*What is being asked:*
Below is a block of records; repeat all of them exactly.

---------------

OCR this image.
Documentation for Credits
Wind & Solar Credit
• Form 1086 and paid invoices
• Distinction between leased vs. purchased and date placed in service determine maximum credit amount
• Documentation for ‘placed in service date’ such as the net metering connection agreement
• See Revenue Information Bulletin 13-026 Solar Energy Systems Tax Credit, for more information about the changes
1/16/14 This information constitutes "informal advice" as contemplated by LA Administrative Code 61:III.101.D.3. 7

---------------

*Output for this task:*
OCR this image.
Documentation for Credits
Wind & Solar Credit
• Form 1086 and paid invoices
• Distinction between leased vs. purchased and date placed in service determine maximum credit amount
• Documentation for ‘placed in service date’ such as the net metering connection agreement
• See Revenue Information Bulletin 13-026 Solar Energy Systems Tax Credit, for more information about the changes
1/16/14 This information constitutes "informal advice" as contemplated by LA Administrative Code 61:III.101.D.3. 7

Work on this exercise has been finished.